PROVIDED RECORDS:
----------------
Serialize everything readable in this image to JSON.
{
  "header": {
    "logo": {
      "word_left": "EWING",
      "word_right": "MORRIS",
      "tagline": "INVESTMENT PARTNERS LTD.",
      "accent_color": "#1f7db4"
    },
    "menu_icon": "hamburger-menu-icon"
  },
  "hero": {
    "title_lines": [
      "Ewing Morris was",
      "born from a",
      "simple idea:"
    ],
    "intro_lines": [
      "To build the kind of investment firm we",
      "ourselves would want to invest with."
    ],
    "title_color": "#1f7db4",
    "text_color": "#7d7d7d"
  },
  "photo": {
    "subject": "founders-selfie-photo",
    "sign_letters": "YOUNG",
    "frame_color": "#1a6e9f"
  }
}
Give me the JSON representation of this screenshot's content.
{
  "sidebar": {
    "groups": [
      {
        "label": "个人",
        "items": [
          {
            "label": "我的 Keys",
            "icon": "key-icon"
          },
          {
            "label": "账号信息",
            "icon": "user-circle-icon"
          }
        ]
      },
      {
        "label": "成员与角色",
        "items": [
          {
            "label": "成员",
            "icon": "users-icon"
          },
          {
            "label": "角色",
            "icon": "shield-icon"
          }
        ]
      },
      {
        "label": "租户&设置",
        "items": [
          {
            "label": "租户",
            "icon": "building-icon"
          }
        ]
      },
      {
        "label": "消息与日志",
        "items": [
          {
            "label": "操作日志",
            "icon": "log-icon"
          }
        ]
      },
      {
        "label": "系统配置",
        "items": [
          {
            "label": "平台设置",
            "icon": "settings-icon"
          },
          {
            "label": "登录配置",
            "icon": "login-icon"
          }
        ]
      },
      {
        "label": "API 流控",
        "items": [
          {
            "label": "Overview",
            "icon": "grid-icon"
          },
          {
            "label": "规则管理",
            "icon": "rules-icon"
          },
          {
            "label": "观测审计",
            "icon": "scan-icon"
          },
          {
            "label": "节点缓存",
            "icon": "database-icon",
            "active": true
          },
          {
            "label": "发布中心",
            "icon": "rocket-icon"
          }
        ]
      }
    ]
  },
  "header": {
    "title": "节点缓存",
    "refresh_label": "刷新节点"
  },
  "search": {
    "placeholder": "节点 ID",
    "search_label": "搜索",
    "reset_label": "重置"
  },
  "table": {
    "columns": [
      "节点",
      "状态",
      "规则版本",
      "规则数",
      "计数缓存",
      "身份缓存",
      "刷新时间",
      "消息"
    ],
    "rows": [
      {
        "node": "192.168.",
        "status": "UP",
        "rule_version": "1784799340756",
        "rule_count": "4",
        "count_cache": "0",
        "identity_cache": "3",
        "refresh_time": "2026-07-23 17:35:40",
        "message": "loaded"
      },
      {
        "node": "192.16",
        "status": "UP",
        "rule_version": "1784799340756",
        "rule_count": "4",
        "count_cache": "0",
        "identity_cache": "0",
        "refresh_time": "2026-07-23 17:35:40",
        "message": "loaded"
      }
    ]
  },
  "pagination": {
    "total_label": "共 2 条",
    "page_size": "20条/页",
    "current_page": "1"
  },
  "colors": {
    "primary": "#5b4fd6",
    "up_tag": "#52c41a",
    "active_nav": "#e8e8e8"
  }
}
----------------
Write the material out again in its entirety, exactly as shown.

SOLUTION FOR THIS PROBLEM:
Serialize everything readable in this image to JSON.
{
  "header": {
    "logo": {
      "word_left": "EWING",
      "word_right": "MORRIS",
      "tagline": "INVESTMENT PARTNERS LTD.",
      "accent_color": "#1f7db4"
    },
    "menu_icon": "hamburger-menu-icon"
  },
  "hero": {
    "title_lines": [
      "Ewing Morris was",
      "born from a",
      "simple idea:"
    ],
    "intro_lines": [
      "To build the kind of investment firm we",
      "ourselves would want to invest with."
    ],
    "title_color": "#1f7db4",
    "text_color": "#7d7d7d"
  },
  "photo": {
    "subject": "founders-selfie-photo",
    "sign_letters": "YOUNG",
    "frame_color": "#1a6e9f"
  }
}
Give me the JSON representation of this screenshot's content.
{
  "sidebar": {
    "groups": [
      {
        "label": "个人",
        "items": [
          {
            "label": "我的 Keys",
            "icon": "key-icon"
          },
          {
            "label": "账号信息",
            "icon": "user-circle-icon"
          }
        ]
      },
      {
        "label": "成员与角色",
        "items": [
          {
            "label": "成员",
            "icon": "users-icon"
          },
          {
            "label": "角色",
            "icon": "shield-icon"
          }
        ]
      },
      {
        "label": "租户&设置",
        "items": [
          {
            "label": "租户",
            "icon": "building-icon"
          }
        ]
      },
      {
        "label": "消息与日志",
        "items": [
          {
            "label": "操作日志",
            "icon": "log-icon"
          }
        ]
      },
      {
        "label": "系统配置",
        "items": [
          {
            "label": "平台设置",
            "icon": "settings-icon"
          },
          {
            "label": "登录配置",
            "icon": "login-icon"
          }
        ]
      },
      {
        "label": "API 流控",
        "items": [
          {
            "label": "Overview",
            "icon": "grid-icon"
          },
          {
            "label": "规则管理",
            "icon": "rules-icon"
          },
          {
            "label": "观测审计",
            "icon": "scan-icon"
          },
          {
            "label": "节点缓存",
            "icon": "database-icon",
            "active": true
          },
          {
            "label": "发布中心",
            "icon": "rocket-icon"
          }
        ]
      }
    ]
  },
  "header": {
    "title": "节点缓存",
    "refresh_label": "刷新节点"
  },
  "search": {
    "placeholder": "节点 ID",
    "search_label": "搜索",
    "reset_label": "重置"
  },
  "table": {
    "columns": [
      "节点",
      "状态",
      "规则版本",
      "规则数",
      "计数缓存",
      "身份缓存",
      "刷新时间",
      "消息"
    ],
    "rows": [
      {
        "node": "192.168.",
        "status": "UP",
        "rule_version": "1784799340756",
        "rule_count": "4",
        "count_cache": "0",
        "identity_cache": "3",
        "refresh_time": "2026-07-23 17:35:40",
        "message": "loaded"
      },
      {
        "node": "192.16",
        "status": "UP",
        "rule_version": "1784799340756",
        "rule_count": "4",
        "count_cache": "0",
        "identity_cache": "0",
        "refresh_time": "2026-07-23 17:35:40",
        "message": "loaded"
      }
    ]
  },
  "pagination": {
    "total_label": "共 2 条",
    "page_size": "20条/页",
    "current_page": "1"
  },
  "colors": {
    "primary": "#5b4fd6",
    "up_tag": "#52c41a",
    "active_nav": "#e8e8e8"
  }
}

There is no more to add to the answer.